Records from a data source:
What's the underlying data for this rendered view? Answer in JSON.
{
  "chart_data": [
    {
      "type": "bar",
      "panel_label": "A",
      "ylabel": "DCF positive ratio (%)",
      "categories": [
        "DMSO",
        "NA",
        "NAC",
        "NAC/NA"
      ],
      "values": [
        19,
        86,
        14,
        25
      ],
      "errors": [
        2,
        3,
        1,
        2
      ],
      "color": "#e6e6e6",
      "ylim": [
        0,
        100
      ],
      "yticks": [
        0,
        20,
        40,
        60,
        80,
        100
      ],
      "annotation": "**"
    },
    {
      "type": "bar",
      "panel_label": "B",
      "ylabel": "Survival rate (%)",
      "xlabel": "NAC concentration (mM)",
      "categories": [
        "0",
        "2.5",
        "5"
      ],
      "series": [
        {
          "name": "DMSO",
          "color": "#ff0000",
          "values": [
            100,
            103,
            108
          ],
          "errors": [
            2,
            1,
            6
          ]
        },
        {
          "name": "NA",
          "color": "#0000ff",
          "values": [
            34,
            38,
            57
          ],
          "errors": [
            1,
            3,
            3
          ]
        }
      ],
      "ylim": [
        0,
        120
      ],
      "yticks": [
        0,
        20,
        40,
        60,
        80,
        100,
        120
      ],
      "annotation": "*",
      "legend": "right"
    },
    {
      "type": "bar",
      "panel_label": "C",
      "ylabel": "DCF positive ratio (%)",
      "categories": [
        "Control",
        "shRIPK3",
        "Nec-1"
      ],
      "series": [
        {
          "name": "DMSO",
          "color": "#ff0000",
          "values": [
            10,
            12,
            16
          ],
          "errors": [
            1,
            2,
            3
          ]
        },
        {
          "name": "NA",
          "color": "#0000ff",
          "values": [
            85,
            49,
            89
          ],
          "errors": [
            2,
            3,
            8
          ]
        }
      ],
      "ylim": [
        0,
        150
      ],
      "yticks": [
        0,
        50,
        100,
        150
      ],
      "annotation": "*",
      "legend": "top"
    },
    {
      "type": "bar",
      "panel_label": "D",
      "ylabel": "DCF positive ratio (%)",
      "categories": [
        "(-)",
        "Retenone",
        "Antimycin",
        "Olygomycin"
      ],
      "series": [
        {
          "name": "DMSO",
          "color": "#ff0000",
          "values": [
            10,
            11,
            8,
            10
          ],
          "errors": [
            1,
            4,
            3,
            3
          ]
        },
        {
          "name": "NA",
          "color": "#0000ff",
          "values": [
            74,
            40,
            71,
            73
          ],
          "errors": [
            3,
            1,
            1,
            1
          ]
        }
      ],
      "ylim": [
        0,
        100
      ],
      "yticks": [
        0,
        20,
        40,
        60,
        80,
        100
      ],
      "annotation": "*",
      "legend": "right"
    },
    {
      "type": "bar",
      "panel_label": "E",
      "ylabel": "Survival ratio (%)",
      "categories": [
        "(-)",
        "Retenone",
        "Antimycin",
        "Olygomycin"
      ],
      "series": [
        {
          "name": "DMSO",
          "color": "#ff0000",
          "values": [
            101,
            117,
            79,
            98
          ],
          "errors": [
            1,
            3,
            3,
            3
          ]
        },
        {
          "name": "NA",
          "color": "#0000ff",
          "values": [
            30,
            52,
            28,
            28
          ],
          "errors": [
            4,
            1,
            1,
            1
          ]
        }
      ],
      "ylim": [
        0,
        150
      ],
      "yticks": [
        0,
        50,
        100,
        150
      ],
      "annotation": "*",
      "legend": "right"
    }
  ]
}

**What the task requires:** Write out the entire listing exactly.

**Exercise response:**
What's the underlying data for this rendered view? Answer in JSON.
{
  "chart_data": [
    {
      "type": "bar",
      "panel_label": "A",
      "ylabel": "DCF positive ratio (%)",
      "categories": [
        "DMSO",
        "NA",
        "NAC",
        "NAC/NA"
      ],
      "values": [
        19,
        86,
        14,
        25
      ],
      "errors": [
        2,
        3,
        1,
        2
      ],
      "color": "#e6e6e6",
      "ylim": [
        0,
        100
      ],
      "yticks": [
        0,
        20,
        40,
        60,
        80,
        100
      ],
      "annotation": "**"
    },
    {
      "type": "bar",
      "panel_label": "B",
      "ylabel": "Survival rate (%)",
      "xlabel": "NAC concentration (mM)",
      "categories": [
        "0",
        "2.5",
        "5"
      ],
      "series": [
        {
          "name": "DMSO",
          "color": "#ff0000",
          "values": [
            100,
            103,
            108
          ],
          "errors": [
            2,
            1,
            6
          ]
        },
        {
          "name": "NA",
          "color": "#0000ff",
          "values": [
            34,
            38,
            57
          ],
          "errors": [
            1,
            3,
            3
          ]
        }
      ],
      "ylim": [
        0,
        120
      ],
      "yticks": [
        0,
        20,
        40,
        60,
        80,
        100,
        120
      ],
      "annotation": "*",
      "legend": "right"
    },
    {
      "type": "bar",
      "panel_label": "C",
      "ylabel": "DCF positive ratio (%)",
      "categories": [
        "Control",
        "shRIPK3",
        "Nec-1"
      ],
      "series": [
        {
          "name": "DMSO",
          "color": "#ff0000",
          "values": [
            10,
            12,
            16
          ],
          "errors": [
            1,
            2,
            3
          ]
        },
        {
          "name": "NA",
          "color": "#0000ff",
          "values": [
            85,
            49,
            89
          ],
          "errors": [
            2,
            3,
            8
          ]
        }
      ],
      "ylim": [
        0,
        150
      ],
      "yticks": [
        0,
        50,
        100,
        150
      ],
      "annotation": "*",
      "legend": "top"
    },
    {
      "type": "bar",
      "panel_label": "D",
      "ylabel": "DCF positive ratio (%)",
      "categories": [
        "(-)",
        "Retenone",
        "Antimycin",
        "Olygomycin"
      ],
      "series": [
        {
          "name": "DMSO",
          "color": "#ff0000",
          "values": [
            10,
            11,
            8,
            10
          ],
          "errors": [
            1,
            4,
            3,
            3
          ]
        },
        {
          "name": "NA",
          "color": "#0000ff",
          "values": [
            74,
            40,
            71,
            73
          ],
          "errors": [
            3,
            1,
            1,
            1
          ]
        }
      ],
      "ylim": [
        0,
        100
      ],
      "yticks": [
        0,
        20,
        40,
        60,
        80,
        100
      ],
      "annotation": "*",
      "legend": "right"
    },
    {
      "type": "bar",
      "panel_label": "E",
      "ylabel": "Survival ratio (%)",
      "categories": [
        "(-)",
        "Retenone",
        "Antimycin",
        "Olygomycin"
      ],
      "series": [
        {
          "name": "DMSO",
          "color": "#ff0000",
          "values": [
            101,
            117,
            79,
            98
          ],
          "errors": [
            1,
            3,
            3,
            3
          ]
        },
        {
          "name": "NA",
          "color": "#0000ff",
          "values": [
            30,
            52,
            28,
            28
          ],
          "errors": [
            4,
            1,
            1,
            1
          ]
        }
      ],
      "ylim": [
        0,
        150
      ],
      "yticks": [
        0,
        50,
        100,
        150
      ],
      "annotation": "*",
      "legend": "right"
    }
  ]
}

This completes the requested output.